GOAL OF THE EXERCISE
Copy out the entries exactly, from the first line to the last.

INFORMATION SHOWN
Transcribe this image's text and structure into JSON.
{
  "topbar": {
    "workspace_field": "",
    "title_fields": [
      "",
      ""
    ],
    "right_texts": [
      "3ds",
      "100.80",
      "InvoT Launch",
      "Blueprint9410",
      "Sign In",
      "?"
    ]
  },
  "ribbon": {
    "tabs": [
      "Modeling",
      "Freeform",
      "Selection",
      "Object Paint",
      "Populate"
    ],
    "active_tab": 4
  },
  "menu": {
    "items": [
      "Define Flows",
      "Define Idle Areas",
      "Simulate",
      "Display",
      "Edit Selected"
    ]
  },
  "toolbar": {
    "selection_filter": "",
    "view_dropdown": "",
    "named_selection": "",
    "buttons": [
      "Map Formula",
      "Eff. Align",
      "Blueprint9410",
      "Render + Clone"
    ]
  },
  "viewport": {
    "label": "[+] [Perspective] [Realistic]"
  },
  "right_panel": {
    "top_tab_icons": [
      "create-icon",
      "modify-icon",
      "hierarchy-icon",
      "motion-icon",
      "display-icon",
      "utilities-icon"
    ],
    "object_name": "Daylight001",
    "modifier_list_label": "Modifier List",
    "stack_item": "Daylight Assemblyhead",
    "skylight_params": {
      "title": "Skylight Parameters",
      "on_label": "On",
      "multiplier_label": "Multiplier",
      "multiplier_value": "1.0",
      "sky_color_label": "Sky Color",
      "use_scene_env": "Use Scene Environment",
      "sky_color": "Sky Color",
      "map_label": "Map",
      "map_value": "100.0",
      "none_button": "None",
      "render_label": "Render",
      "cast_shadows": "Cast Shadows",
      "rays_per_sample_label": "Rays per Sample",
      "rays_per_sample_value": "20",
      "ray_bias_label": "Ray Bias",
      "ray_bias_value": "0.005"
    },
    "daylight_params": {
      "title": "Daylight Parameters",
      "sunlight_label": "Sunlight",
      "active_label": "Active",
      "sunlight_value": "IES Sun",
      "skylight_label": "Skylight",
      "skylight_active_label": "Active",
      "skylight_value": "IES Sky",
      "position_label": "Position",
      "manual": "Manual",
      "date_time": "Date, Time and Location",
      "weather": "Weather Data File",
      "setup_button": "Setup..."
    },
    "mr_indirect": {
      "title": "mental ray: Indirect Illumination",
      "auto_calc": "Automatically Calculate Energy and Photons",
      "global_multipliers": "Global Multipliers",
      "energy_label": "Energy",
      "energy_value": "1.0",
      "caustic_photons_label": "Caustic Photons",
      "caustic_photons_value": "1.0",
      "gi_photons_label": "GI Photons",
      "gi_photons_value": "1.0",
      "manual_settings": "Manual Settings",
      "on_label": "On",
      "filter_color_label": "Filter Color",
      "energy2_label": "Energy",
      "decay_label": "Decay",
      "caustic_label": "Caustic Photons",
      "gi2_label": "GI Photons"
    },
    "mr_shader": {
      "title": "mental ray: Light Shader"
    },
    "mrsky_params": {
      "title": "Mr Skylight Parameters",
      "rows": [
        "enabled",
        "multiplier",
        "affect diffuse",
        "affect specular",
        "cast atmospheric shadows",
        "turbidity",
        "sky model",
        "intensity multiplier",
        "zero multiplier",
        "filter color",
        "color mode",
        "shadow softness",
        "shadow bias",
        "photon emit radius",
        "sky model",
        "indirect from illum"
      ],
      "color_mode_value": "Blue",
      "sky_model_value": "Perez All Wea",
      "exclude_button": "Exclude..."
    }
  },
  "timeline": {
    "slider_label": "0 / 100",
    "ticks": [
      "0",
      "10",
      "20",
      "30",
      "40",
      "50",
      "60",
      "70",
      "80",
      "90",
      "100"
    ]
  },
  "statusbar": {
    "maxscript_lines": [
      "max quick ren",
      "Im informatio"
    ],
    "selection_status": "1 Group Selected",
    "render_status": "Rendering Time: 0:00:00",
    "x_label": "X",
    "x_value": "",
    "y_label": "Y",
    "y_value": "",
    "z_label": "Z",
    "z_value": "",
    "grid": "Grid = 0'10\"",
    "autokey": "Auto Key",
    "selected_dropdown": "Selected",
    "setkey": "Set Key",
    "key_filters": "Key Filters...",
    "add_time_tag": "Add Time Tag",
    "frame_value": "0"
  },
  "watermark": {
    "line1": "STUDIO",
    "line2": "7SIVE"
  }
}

ANSWER IN FULL
Transcribe this image's text and structure into JSON.
{
  "topbar": {
    "workspace_field": "",
    "title_fields": [
      "",
      ""
    ],
    "right_texts": [
      "3ds",
      "100.80",
      "InvoT Launch",
      "Blueprint9410",
      "Sign In",
      "?"
    ]
  },
  "ribbon": {
    "tabs": [
      "Modeling",
      "Freeform",
      "Selection",
      "Object Paint",
      "Populate"
    ],
    "active_tab": 4
  },
  "menu": {
    "items": [
      "Define Flows",
      "Define Idle Areas",
      "Simulate",
      "Display",
      "Edit Selected"
    ]
  },
  "toolbar": {
    "selection_filter": "",
    "view_dropdown": "",
    "named_selection": "",
    "buttons": [
      "Map Formula",
      "Eff. Align",
      "Blueprint9410",
      "Render + Clone"
    ]
  },
  "viewport": {
    "label": "[+] [Perspective] [Realistic]"
  },
  "right_panel": {
    "top_tab_icons": [
      "create-icon",
      "modify-icon",
      "hierarchy-icon",
      "motion-icon",
      "display-icon",
      "utilities-icon"
    ],
    "object_name": "Daylight001",
    "modifier_list_label": "Modifier List",
    "stack_item": "Daylight Assemblyhead",
    "skylight_params": {
      "title": "Skylight Parameters",
      "on_label": "On",
      "multiplier_label": "Multiplier",
      "multiplier_value": "1.0",
      "sky_color_label": "Sky Color",
      "use_scene_env": "Use Scene Environment",
      "sky_color": "Sky Color",
      "map_label": "Map",
      "map_value": "100.0",
      "none_button": "None",
      "render_label": "Render",
      "cast_shadows": "Cast Shadows",
      "rays_per_sample_label": "Rays per Sample",
      "rays_per_sample_value": "20",
      "ray_bias_label": "Ray Bias",
      "ray_bias_value": "0.005"
    },
    "daylight_params": {
      "title": "Daylight Parameters",
      "sunlight_label": "Sunlight",
      "active_label": "Active",
      "sunlight_value": "IES Sun",
      "skylight_label": "Skylight",
      "skylight_active_label": "Active",
      "skylight_value": "IES Sky",
      "position_label": "Position",
      "manual": "Manual",
      "date_time": "Date, Time and Location",
      "weather": "Weather Data File",
      "setup_button": "Setup..."
    },
    "mr_indirect": {
      "title": "mental ray: Indirect Illumination",
      "auto_calc": "Automatically Calculate Energy and Photons",
      "global_multipliers": "Global Multipliers",
      "energy_label": "Energy",
      "energy_value": "1.0",
      "caustic_photons_label": "Caustic Photons",
      "caustic_photons_value": "1.0",
      "gi_photons_label": "GI Photons",
      "gi_photons_value": "1.0",
      "manual_settings": "Manual Settings",
      "on_label": "On",
      "filter_color_label": "Filter Color",
      "energy2_label": "Energy",
      "decay_label": "Decay",
      "caustic_label": "Caustic Photons",
      "gi2_label": "GI Photons"
    },
    "mr_shader": {
      "title": "mental ray: Light Shader"
    },
    "mrsky_params": {
      "title": "Mr Skylight Parameters",
      "rows": [
        "enabled",
        "multiplier",
        "affect diffuse",
        "affect specular",
        "cast atmospheric shadows",
        "turbidity",
        "sky model",
        "intensity multiplier",
        "zero multiplier",
        "filter color",
        "color mode",
        "shadow softness",
        "shadow bias",
        "photon emit radius",
        "sky model",
        "indirect from illum"
      ],
      "color_mode_value": "Blue",
      "sky_model_value": "Perez All Wea",
      "exclude_button": "Exclude..."
    }
  },
  "timeline": {
    "slider_label": "0 / 100",
    "ticks": [
      "0",
      "10",
      "20",
      "30",
      "40",
      "50",
      "60",
      "70",
      "80",
      "90",
      "100"
    ]
  },
  "statusbar": {
    "maxscript_lines": [
      "max quick ren",
      "Im informatio"
    ],
    "selection_status": "1 Group Selected",
    "render_status": "Rendering Time: 0:00:00",
    "x_label": "X",
    "x_value": "",
    "y_label": "Y",
    "y_value": "",
    "z_label": "Z",
    "z_value": "",
    "grid": "Grid = 0'10\"",
    "autokey": "Auto Key",
    "selected_dropdown": "Selected",
    "setkey": "Set Key",
    "key_filters": "Key Filters...",
    "add_time_tag": "Add Time Tag",
    "frame_value": "0"
  },
  "watermark": {
    "line1": "STUDIO",
    "line2": "7SIVE"
  }
}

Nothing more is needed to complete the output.